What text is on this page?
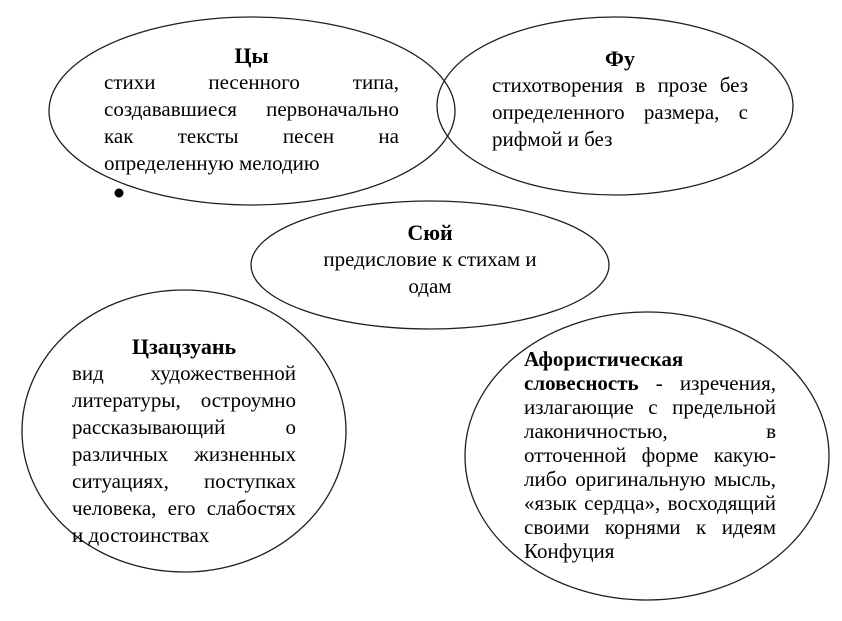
Цы

стихи песенного типа, создававшиеся первоначально как тексты песен на определенную мелодию

Фу

стихотворения в прозе без определенного размера, с рифмой и без

Сюй

предисловие к стихам и одам

Цзацзуань

вид художественной литературы, остроумно рассказывающий о различных жизненных ситуациях, поступках человека, его слабостях и достоинствах

Афористическая словесность - изречения, излагающие с предельной лаконичностью, в отточенной форме какую-либо оригинальную мысль, «язык сердца», восходящий своими корнями к идеям Конфуция
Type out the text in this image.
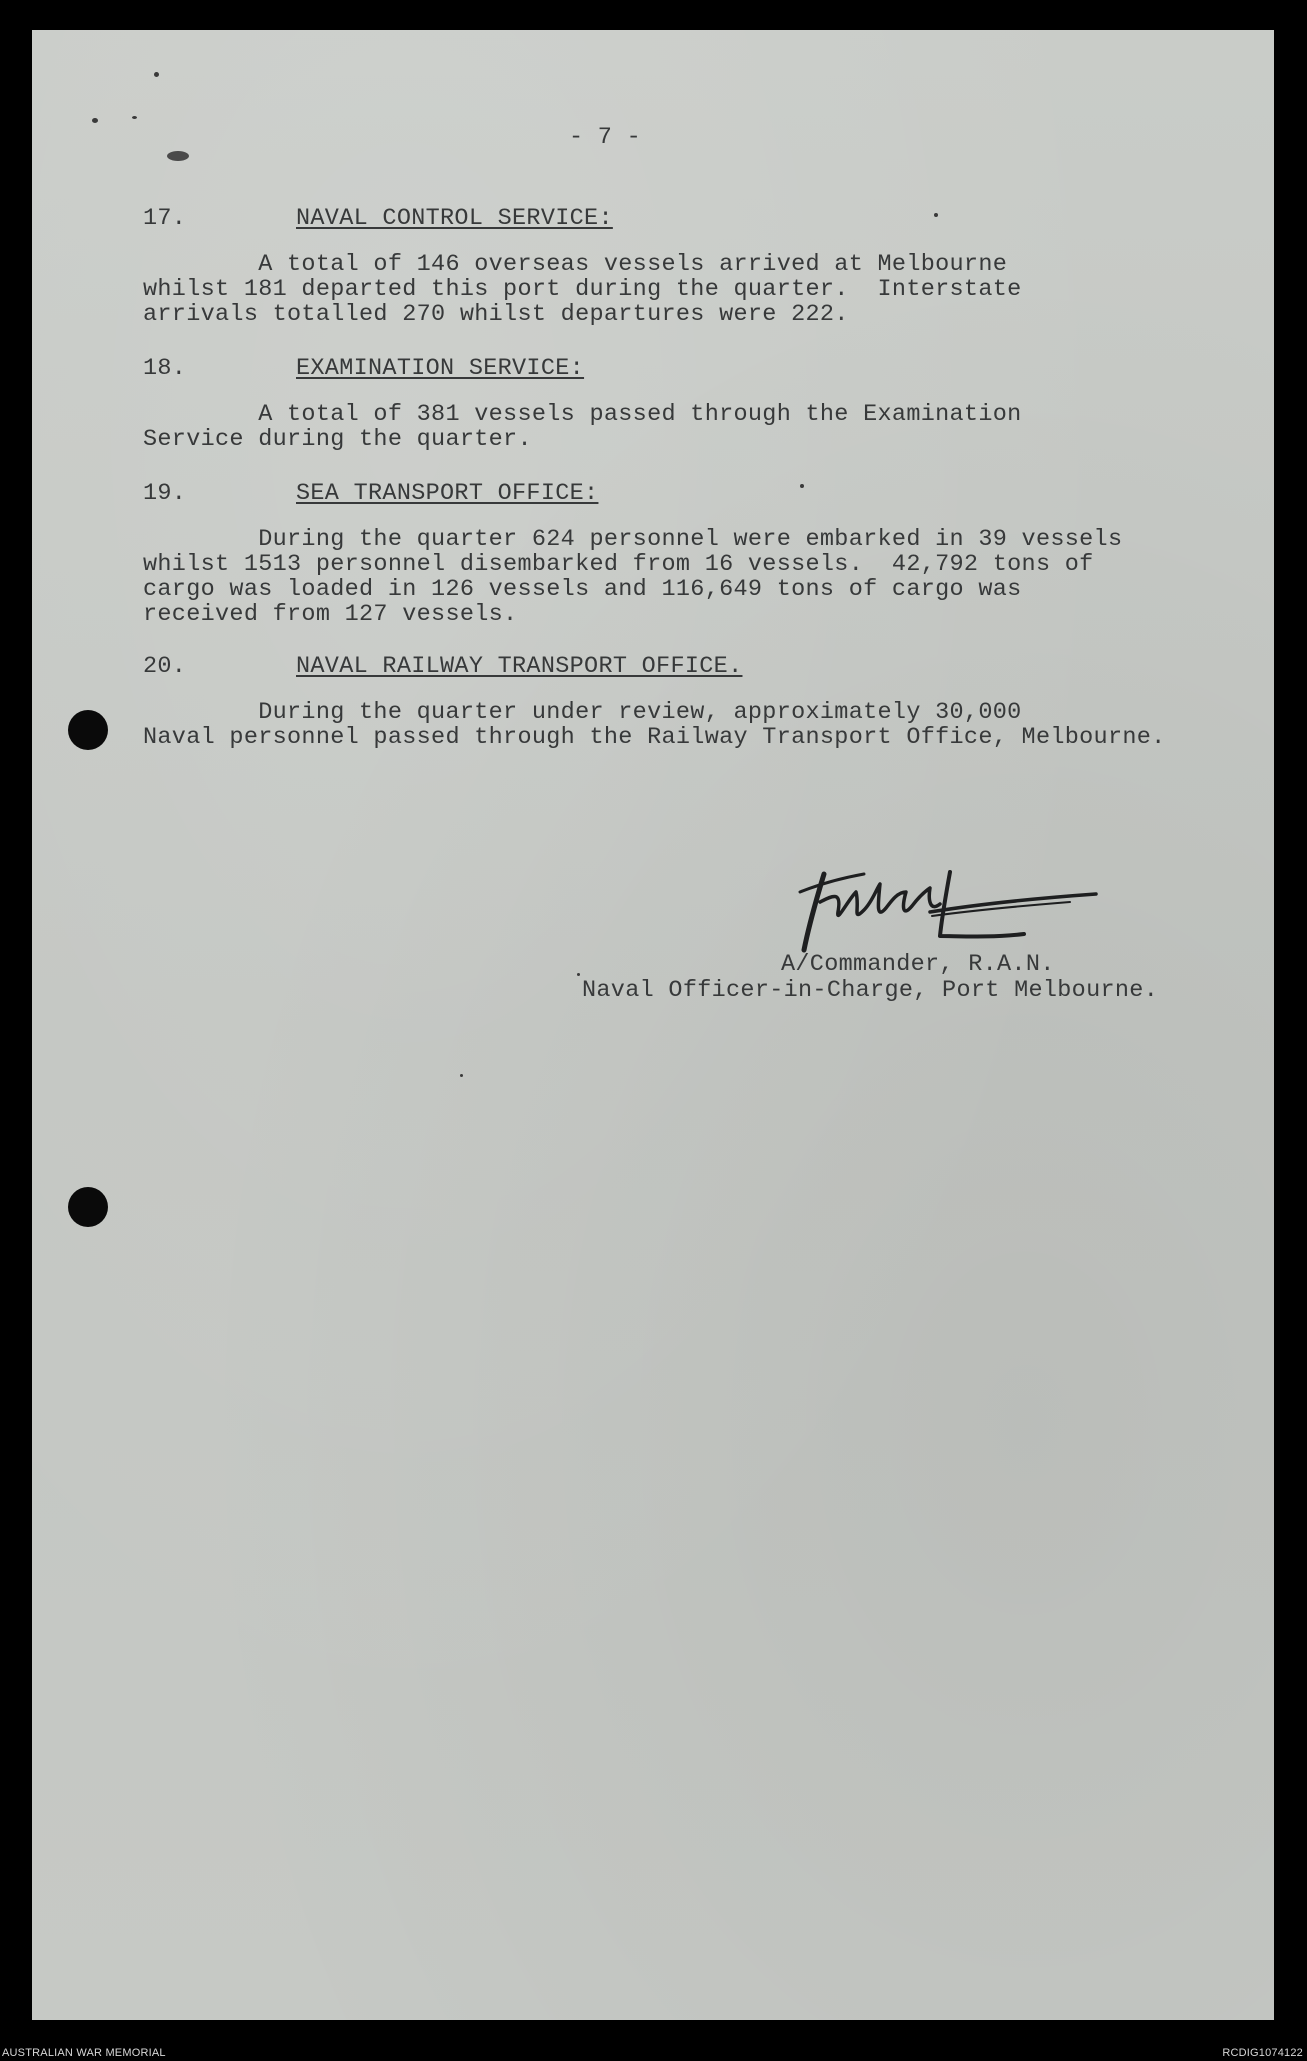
- 7 -
17.	NAVAL CONTROL SERVICE:
A total of 146 overseas vessels arrived at Melbourne
whilst 181 departed this port during the quarter.  Interstate
arrivals totalled 270 whilst departures were 222.
18.	EXAMINATION SERVICE:
A total of 381 vessels passed through the Examination
Service during the quarter.
19.	SEA TRANSPORT OFFICE:
During the quarter 624 personnel were embarked in 39 vessels
whilst 1513 personnel disembarked from 16 vessels.  42,792 tons of
cargo was loaded in 126 vessels and 116,649 tons of cargo was
received from 127 vessels.
20.	NAVAL RAILWAY TRANSPORT OFFICE.
During the quarter under review, approximately 30,000
Naval personnel passed through the Railway Transport Office, Melbourne.
A/Commander, R.A.N.
Naval Officer-in-Charge, Port Melbourne.
AUSTRALIAN WAR MEMORIAL	RCDIG1074122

--- --- ---

→ Short task
No pictures belong in the copy; quote exactly the lines from the line containing "Type out the text in this image." through the final line of the material, both ends included.

→ Correct answer
Type out the text in this image.
- 7 -
17.	NAVAL CONTROL SERVICE:
A total of 146 overseas vessels arrived at Melbourne
whilst 181 departed this port during the quarter.  Interstate
arrivals totalled 270 whilst departures were 222.
18.	EXAMINATION SERVICE:
A total of 381 vessels passed through the Examination
Service during the quarter.
19.	SEA TRANSPORT OFFICE:
During the quarter 624 personnel were embarked in 39 vessels
whilst 1513 personnel disembarked from 16 vessels.  42,792 tons of
cargo was loaded in 126 vessels and 116,649 tons of cargo was
received from 127 vessels.
20.	NAVAL RAILWAY TRANSPORT OFFICE.
During the quarter under review, approximately 30,000
Naval personnel passed through the Railway Transport Office, Melbourne.
A/Commander, R.A.N.
Naval Officer-in-Charge, Port Melbourne.
AUSTRALIAN WAR MEMORIAL	RCDIG1074122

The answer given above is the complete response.